▶ DESCRIPTION OF THE TASK
Repeat every line of the material, character for character.

(Figure record extracts)
■ ■ ■
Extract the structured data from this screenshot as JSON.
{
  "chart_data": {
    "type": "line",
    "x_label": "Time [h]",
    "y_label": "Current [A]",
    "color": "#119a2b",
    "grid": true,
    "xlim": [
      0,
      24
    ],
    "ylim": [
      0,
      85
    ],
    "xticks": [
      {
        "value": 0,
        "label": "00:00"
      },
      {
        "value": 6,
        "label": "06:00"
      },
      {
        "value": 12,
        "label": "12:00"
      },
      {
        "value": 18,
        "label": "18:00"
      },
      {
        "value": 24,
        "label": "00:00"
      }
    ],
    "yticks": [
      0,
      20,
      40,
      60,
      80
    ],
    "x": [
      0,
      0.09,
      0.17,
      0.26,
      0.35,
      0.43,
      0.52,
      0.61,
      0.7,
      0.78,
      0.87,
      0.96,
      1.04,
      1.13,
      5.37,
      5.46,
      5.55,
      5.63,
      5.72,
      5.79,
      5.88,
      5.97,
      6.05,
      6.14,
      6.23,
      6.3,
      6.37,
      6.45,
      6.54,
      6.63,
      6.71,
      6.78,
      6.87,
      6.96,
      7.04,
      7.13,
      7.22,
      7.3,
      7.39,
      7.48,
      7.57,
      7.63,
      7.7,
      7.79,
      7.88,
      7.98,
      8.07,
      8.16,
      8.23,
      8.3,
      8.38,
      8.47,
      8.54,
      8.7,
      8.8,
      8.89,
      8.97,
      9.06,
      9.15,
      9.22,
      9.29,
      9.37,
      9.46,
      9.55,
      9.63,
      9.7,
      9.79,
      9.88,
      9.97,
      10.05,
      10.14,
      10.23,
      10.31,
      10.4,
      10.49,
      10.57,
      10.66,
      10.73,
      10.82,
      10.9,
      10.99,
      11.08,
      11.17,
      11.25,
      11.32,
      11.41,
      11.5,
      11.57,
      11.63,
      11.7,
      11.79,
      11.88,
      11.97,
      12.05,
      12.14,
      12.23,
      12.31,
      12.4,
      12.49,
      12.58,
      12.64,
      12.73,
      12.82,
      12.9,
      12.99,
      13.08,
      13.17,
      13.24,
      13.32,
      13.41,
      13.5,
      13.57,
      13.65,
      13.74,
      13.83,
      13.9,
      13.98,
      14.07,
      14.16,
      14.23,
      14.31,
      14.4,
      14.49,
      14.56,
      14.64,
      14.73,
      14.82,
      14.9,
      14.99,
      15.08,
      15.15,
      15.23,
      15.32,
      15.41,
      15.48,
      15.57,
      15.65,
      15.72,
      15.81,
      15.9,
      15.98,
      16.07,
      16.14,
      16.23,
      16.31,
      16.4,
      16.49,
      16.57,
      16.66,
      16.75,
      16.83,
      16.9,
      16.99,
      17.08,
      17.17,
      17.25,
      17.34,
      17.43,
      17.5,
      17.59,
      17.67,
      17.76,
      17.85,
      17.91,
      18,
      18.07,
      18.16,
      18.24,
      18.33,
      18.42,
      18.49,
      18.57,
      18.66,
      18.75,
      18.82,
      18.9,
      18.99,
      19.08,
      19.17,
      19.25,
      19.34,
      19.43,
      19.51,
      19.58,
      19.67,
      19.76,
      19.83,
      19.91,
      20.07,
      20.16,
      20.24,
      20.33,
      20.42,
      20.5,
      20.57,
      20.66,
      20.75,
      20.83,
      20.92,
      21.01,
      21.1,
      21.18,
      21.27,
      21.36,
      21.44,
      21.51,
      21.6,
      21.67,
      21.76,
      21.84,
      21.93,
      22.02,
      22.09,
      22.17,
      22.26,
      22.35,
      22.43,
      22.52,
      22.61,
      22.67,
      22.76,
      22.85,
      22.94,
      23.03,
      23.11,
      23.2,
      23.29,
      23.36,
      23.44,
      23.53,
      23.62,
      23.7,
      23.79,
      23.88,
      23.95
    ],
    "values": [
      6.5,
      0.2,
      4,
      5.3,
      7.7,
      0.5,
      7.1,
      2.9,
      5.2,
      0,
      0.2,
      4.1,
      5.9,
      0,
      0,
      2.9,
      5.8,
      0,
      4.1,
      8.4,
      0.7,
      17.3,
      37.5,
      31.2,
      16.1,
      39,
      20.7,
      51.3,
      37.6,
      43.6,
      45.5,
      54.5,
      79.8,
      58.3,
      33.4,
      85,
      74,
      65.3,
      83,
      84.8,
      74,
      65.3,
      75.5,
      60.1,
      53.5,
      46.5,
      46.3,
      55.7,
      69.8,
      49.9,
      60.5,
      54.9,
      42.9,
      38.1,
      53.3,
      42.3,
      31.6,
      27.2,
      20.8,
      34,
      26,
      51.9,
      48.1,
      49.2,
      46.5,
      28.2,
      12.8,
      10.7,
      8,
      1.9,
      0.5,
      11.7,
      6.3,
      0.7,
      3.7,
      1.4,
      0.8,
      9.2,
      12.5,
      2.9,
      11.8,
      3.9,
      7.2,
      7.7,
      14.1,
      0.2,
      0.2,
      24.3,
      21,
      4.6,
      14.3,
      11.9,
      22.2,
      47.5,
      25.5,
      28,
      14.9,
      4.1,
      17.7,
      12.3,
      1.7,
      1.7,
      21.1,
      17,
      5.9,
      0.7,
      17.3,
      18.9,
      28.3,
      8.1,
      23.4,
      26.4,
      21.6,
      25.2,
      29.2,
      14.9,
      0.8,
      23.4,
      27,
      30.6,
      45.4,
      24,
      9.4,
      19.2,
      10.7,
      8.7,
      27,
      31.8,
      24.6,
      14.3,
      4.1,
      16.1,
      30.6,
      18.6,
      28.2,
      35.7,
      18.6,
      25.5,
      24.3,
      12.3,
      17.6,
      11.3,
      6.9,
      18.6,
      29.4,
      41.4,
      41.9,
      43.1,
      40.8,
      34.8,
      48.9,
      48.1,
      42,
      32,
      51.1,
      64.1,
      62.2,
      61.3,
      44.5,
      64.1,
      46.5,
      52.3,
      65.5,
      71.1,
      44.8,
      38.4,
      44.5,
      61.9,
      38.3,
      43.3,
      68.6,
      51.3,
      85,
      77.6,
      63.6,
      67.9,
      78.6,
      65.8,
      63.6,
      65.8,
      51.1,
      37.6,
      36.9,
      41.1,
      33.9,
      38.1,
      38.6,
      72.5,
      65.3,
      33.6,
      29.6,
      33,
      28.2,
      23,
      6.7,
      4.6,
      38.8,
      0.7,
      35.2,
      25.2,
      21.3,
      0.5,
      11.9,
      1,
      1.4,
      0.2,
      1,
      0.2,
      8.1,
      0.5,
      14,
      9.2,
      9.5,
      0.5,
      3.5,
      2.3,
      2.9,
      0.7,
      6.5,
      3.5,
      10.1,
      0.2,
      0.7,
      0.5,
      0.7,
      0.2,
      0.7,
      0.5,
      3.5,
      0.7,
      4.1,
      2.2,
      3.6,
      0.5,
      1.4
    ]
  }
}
■ ■ ■
▶ TASK ANSWER
Extract the structured data from this screenshot as JSON.
{
  "chart_data": {
    "type": "line",
    "x_label": "Time [h]",
    "y_label": "Current [A]",
    "color": "#119a2b",
    "grid": true,
    "xlim": [
      0,
      24
    ],
    "ylim": [
      0,
      85
    ],
    "xticks": [
      {
        "value": 0,
        "label": "00:00"
      },
      {
        "value": 6,
        "label": "06:00"
      },
      {
        "value": 12,
        "label": "12:00"
      },
      {
        "value": 18,
        "label": "18:00"
      },
      {
        "value": 24,
        "label": "00:00"
      }
    ],
    "yticks": [
      0,
      20,
      40,
      60,
      80
    ],
    "x": [
      0,
      0.09,
      0.17,
      0.26,
      0.35,
      0.43,
      0.52,
      0.61,
      0.7,
      0.78,
      0.87,
      0.96,
      1.04,
      1.13,
      5.37,
      5.46,
      5.55,
      5.63,
      5.72,
      5.79,
      5.88,
      5.97,
      6.05,
      6.14,
      6.23,
      6.3,
      6.37,
      6.45,
      6.54,
      6.63,
      6.71,
      6.78,
      6.87,
      6.96,
      7.04,
      7.13,
      7.22,
      7.3,
      7.39,
      7.48,
      7.57,
      7.63,
      7.7,
      7.79,
      7.88,
      7.98,
      8.07,
      8.16,
      8.23,
      8.3,
      8.38,
      8.47,
      8.54,
      8.7,
      8.8,
      8.89,
      8.97,
      9.06,
      9.15,
      9.22,
      9.29,
      9.37,
      9.46,
      9.55,
      9.63,
      9.7,
      9.79,
      9.88,
      9.97,
      10.05,
      10.14,
      10.23,
      10.31,
      10.4,
      10.49,
      10.57,
      10.66,
      10.73,
      10.82,
      10.9,
      10.99,
      11.08,
      11.17,
      11.25,
      11.32,
      11.41,
      11.5,
      11.57,
      11.63,
      11.7,
      11.79,
      11.88,
      11.97,
      12.05,
      12.14,
      12.23,
      12.31,
      12.4,
      12.49,
      12.58,
      12.64,
      12.73,
      12.82,
      12.9,
      12.99,
      13.08,
      13.17,
      13.24,
      13.32,
      13.41,
      13.5,
      13.57,
      13.65,
      13.74,
      13.83,
      13.9,
      13.98,
      14.07,
      14.16,
      14.23,
      14.31,
      14.4,
      14.49,
      14.56,
      14.64,
      14.73,
      14.82,
      14.9,
      14.99,
      15.08,
      15.15,
      15.23,
      15.32,
      15.41,
      15.48,
      15.57,
      15.65,
      15.72,
      15.81,
      15.9,
      15.98,
      16.07,
      16.14,
      16.23,
      16.31,
      16.4,
      16.49,
      16.57,
      16.66,
      16.75,
      16.83,
      16.9,
      16.99,
      17.08,
      17.17,
      17.25,
      17.34,
      17.43,
      17.5,
      17.59,
      17.67,
      17.76,
      17.85,
      17.91,
      18,
      18.07,
      18.16,
      18.24,
      18.33,
      18.42,
      18.49,
      18.57,
      18.66,
      18.75,
      18.82,
      18.9,
      18.99,
      19.08,
      19.17,
      19.25,
      19.34,
      19.43,
      19.51,
      19.58,
      19.67,
      19.76,
      19.83,
      19.91,
      20.07,
      20.16,
      20.24,
      20.33,
      20.42,
      20.5,
      20.57,
      20.66,
      20.75,
      20.83,
      20.92,
      21.01,
      21.1,
      21.18,
      21.27,
      21.36,
      21.44,
      21.51,
      21.6,
      21.67,
      21.76,
      21.84,
      21.93,
      22.02,
      22.09,
      22.17,
      22.26,
      22.35,
      22.43,
      22.52,
      22.61,
      22.67,
      22.76,
      22.85,
      22.94,
      23.03,
      23.11,
      23.2,
      23.29,
      23.36,
      23.44,
      23.53,
      23.62,
      23.7,
      23.79,
      23.88,
      23.95
    ],
    "values": [
      6.5,
      0.2,
      4,
      5.3,
      7.7,
      0.5,
      7.1,
      2.9,
      5.2,
      0,
      0.2,
      4.1,
      5.9,
      0,
      0,
      2.9,
      5.8,
      0,
      4.1,
      8.4,
      0.7,
      17.3,
      37.5,
      31.2,
      16.1,
      39,
      20.7,
      51.3,
      37.6,
      43.6,
      45.5,
      54.5,
      79.8,
      58.3,
      33.4,
      85,
      74,
      65.3,
      83,
      84.8,
      74,
      65.3,
      75.5,
      60.1,
      53.5,
      46.5,
      46.3,
      55.7,
      69.8,
      49.9,
      60.5,
      54.9,
      42.9,
      38.1,
      53.3,
      42.3,
      31.6,
      27.2,
      20.8,
      34,
      26,
      51.9,
      48.1,
      49.2,
      46.5,
      28.2,
      12.8,
      10.7,
      8,
      1.9,
      0.5,
      11.7,
      6.3,
      0.7,
      3.7,
      1.4,
      0.8,
      9.2,
      12.5,
      2.9,
      11.8,
      3.9,
      7.2,
      7.7,
      14.1,
      0.2,
      0.2,
      24.3,
      21,
      4.6,
      14.3,
      11.9,
      22.2,
      47.5,
      25.5,
      28,
      14.9,
      4.1,
      17.7,
      12.3,
      1.7,
      1.7,
      21.1,
      17,
      5.9,
      0.7,
      17.3,
      18.9,
      28.3,
      8.1,
      23.4,
      26.4,
      21.6,
      25.2,
      29.2,
      14.9,
      0.8,
      23.4,
      27,
      30.6,
      45.4,
      24,
      9.4,
      19.2,
      10.7,
      8.7,
      27,
      31.8,
      24.6,
      14.3,
      4.1,
      16.1,
      30.6,
      18.6,
      28.2,
      35.7,
      18.6,
      25.5,
      24.3,
      12.3,
      17.6,
      11.3,
      6.9,
      18.6,
      29.4,
      41.4,
      41.9,
      43.1,
      40.8,
      34.8,
      48.9,
      48.1,
      42,
      32,
      51.1,
      64.1,
      62.2,
      61.3,
      44.5,
      64.1,
      46.5,
      52.3,
      65.5,
      71.1,
      44.8,
      38.4,
      44.5,
      61.9,
      38.3,
      43.3,
      68.6,
      51.3,
      85,
      77.6,
      63.6,
      67.9,
      78.6,
      65.8,
      63.6,
      65.8,
      51.1,
      37.6,
      36.9,
      41.1,
      33.9,
      38.1,
      38.6,
      72.5,
      65.3,
      33.6,
      29.6,
      33,
      28.2,
      23,
      6.7,
      4.6,
      38.8,
      0.7,
      35.2,
      25.2,
      21.3,
      0.5,
      11.9,
      1,
      1.4,
      0.2,
      1,
      0.2,
      8.1,
      0.5,
      14,
      9.2,
      9.5,
      0.5,
      3.5,
      2.3,
      2.9,
      0.7,
      6.5,
      3.5,
      10.1,
      0.2,
      0.7,
      0.5,
      0.7,
      0.2,
      0.7,
      0.5,
      3.5,
      0.7,
      4.1,
      2.2,
      3.6,
      0.5,
      1.4
    ]
  }
}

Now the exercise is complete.